▶ Source extract
● ● ● ● ●
While Ma Mingxin was in Yemen and away from China, all of Muslim Inner Asia was conquered by the "infidel" Qing dynasty giving even more relevance to his situation and views. Ma Laichi and Ma Mingxin again sued each other in court but this second time the Qing passed a verdict in favor of the quiet dhikr faction, the Silentist Khafiyya of Ma Laichi and gave it the status of orthodoxy while damning as heterodox the Aloudist Jahriyya of Ma Mingxin. Ma Mingxin ignored the order and kept proselytizing in Shaanxi, Ningxia and Xinjiang going to Guangchuan from Hezhou in 1769 after being kicked out and banned from Xunhua district. Turkic Salars in Xunhua followed his orders even after the Qing banned him from there and he continued to have further lawsuits and legal issues with the Khafiyya and Ma Laichi as the Qing backed the Khafiyya.

A violent battle where a Qing official and Khafiyya followers were among one hundred slaughtered by a Jahriyya assault headed by Su Forty-three, a supporter of Ma Mingxin in 1781 led to Ma Mingxin declared a rebel and taken to jail in Lanzhou. The Qing executed Ma Mingxin after his release was demanded by the armed followers of Su Forty-three. A Jahriyya rebellion all over northwest China ensued after Ma Mingxin was executed. In response, the Manchus in Beijing sent Manchu Grand Secretary Agui with a battalion to slaughter Jahriyya chiefs and exile the adherents of the Sufi order to the border regions.

Tian Wu led another Jahriyya rebellion 3 years after that, which was crushed by the Qing, and the Ma Datian, the Jahriyya's 3rd leader was exiled to Manchuria in 1818 by the Qing and died.

This continual build up of conflict between Muslims and the Qing court led to the 19th century full-scale wars with Muslim rebellions against the Qing in southern and northern China. The change in Manchu attitudes towards Muslims, from tolerating Muslims and regarding them as equal to Han Chinese, before the 1760s, to the violence between the Qing state and Muslims after the 1760s, was due to progressive Qing involvement in the conflict between the Sufi orders Jahriyya and Khafiyya making it no longer possible for the Qing to keep up with the early rhetoric of Muslim equality. The Manchu court under Qianlong began approving and implementing Chen Hongmou's anti-Muslim laws that targeted Muslims for practicing their religion and the violence by the Qing state, the communal violence between Jahriyya and Khafiyya coincided with the Jahriyya's major expansion.
● ● ● ● ●
▶ Entries provided
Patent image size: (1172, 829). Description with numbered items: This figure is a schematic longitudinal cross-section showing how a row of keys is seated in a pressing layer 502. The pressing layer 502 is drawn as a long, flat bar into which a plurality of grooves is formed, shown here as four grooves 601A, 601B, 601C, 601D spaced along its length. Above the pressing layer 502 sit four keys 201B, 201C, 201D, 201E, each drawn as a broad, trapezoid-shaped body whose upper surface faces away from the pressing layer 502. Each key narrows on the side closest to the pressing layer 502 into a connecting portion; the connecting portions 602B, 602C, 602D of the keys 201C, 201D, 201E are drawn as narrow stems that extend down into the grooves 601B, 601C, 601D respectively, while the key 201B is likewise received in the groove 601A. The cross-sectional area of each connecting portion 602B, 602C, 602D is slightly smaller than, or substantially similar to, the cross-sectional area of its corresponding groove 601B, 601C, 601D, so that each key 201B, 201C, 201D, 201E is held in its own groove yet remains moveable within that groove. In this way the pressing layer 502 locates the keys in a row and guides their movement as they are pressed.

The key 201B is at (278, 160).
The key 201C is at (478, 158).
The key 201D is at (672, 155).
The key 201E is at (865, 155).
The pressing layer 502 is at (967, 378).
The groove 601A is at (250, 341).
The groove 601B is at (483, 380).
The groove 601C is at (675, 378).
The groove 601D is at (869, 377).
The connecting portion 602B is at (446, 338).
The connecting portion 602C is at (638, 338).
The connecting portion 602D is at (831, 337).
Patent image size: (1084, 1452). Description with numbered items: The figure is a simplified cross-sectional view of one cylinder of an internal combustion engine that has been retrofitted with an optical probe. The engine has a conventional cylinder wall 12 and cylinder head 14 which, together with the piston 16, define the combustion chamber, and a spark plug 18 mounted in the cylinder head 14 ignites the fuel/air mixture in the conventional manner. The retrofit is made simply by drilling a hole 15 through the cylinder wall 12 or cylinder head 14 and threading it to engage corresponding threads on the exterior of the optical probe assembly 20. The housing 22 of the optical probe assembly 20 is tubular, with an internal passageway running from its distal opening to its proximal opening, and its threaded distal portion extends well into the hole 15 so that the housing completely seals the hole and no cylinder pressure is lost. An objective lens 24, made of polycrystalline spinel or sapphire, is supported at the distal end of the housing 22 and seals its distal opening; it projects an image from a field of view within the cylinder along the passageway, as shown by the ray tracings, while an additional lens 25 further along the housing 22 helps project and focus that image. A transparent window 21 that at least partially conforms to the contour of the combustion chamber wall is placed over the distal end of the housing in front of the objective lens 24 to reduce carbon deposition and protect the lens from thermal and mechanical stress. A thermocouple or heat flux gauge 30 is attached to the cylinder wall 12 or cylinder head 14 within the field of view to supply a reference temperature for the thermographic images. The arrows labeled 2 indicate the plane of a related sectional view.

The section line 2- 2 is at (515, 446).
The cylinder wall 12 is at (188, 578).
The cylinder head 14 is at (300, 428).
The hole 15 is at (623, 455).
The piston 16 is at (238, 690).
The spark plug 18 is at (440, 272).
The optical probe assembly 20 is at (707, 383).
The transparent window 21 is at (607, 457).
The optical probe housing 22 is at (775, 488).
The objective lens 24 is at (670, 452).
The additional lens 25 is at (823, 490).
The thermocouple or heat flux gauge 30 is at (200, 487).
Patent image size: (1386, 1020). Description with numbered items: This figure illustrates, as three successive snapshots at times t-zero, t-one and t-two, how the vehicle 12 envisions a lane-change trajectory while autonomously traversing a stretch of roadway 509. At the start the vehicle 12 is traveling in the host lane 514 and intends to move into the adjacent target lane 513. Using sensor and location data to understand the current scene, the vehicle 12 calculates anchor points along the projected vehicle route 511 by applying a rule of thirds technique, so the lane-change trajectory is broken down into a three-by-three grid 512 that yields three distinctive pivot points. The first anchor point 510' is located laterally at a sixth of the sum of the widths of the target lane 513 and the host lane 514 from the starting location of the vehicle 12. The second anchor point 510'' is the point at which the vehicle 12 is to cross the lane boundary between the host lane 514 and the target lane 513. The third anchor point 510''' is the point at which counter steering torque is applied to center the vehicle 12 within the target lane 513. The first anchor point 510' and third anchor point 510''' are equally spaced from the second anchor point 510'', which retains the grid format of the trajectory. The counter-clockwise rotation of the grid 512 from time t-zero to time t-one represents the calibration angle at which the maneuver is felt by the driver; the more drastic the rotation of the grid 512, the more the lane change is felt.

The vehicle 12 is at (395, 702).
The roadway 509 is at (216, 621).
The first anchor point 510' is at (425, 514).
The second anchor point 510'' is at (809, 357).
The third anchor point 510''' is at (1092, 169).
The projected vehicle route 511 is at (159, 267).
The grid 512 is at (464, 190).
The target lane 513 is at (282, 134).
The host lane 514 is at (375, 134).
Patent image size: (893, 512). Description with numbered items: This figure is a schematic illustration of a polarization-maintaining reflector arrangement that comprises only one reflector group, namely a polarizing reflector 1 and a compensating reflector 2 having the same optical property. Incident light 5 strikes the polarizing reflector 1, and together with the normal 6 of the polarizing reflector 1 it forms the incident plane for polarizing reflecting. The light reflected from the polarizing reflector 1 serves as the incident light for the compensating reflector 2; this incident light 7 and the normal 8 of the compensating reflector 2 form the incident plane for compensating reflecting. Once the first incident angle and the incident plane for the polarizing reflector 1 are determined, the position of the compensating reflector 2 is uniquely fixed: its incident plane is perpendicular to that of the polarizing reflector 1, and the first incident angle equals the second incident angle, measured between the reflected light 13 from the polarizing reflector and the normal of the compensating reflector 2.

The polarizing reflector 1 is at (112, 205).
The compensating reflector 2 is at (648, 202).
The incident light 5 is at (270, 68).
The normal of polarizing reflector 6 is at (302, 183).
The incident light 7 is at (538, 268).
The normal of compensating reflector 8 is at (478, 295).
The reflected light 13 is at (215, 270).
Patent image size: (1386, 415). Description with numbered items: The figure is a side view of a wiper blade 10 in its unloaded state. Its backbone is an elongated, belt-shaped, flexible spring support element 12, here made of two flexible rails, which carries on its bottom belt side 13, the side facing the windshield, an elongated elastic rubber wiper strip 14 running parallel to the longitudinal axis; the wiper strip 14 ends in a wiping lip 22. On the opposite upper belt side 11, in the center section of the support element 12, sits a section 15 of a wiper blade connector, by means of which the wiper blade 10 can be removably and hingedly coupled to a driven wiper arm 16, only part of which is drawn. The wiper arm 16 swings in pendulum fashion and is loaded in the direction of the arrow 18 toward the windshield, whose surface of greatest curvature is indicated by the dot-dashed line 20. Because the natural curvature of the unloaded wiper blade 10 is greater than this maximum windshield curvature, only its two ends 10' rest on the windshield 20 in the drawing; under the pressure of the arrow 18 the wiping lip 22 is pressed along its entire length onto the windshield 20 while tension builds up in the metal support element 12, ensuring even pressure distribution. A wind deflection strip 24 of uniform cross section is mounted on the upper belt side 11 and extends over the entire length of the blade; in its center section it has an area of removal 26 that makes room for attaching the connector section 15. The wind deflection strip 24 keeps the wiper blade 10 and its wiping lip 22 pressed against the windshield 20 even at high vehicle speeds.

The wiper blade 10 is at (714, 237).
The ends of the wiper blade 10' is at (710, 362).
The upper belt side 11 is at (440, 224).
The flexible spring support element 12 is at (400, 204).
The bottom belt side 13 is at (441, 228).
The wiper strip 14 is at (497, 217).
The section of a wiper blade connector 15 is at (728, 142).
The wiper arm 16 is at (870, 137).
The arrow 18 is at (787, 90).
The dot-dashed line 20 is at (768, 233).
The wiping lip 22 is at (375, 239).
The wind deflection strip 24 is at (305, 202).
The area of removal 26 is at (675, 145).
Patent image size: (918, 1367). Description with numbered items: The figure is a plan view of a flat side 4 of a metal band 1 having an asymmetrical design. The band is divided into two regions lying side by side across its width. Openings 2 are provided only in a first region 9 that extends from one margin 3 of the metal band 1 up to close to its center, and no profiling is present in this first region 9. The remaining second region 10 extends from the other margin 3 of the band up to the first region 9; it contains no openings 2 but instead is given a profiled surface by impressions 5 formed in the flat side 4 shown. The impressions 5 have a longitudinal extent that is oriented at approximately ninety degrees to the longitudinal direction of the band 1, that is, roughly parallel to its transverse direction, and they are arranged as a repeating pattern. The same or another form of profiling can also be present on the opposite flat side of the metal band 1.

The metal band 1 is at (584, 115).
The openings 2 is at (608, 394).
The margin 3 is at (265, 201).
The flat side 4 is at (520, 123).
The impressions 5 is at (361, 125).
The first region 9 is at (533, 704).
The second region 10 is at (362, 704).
● ● ● ● ●
▶ What to do
[A] According to the text on the Jahriyya and the Qing, in which city was Ma Mingxin jailed after he was declared a rebel?
[B] Filter the rows, copying each one that contains the string "asymmetrical". Case counts.

▶ Results for each task
[A] Lanzhou

[B]
Patent image size: (918, 1367). Description with numbered items: The figure is a plan view of a flat side 4 of a metal band 1 having an asymmetrical design. The band is divided into two regions lying side by side across its width. Openings 2 are provided only in a first region 9 that extends from one margin 3 of the metal band 1 up to close to its center, and no profiling is present in this first region 9. The remaining second region 10 extends from the other margin 3 of the band up to the first region 9; it contains no openings 2 but instead is given a profiled surface by impressions 5 formed in the flat side 4 shown. The impressions 5 have a longitudinal extent that is oriented at approximately ninety degrees to the longitudinal direction of the band 1, that is, roughly parallel to its transverse direction, and they are arranged as a repeating pattern. The same or another form of profiling can also be present on the opposite flat side of the metal band 1.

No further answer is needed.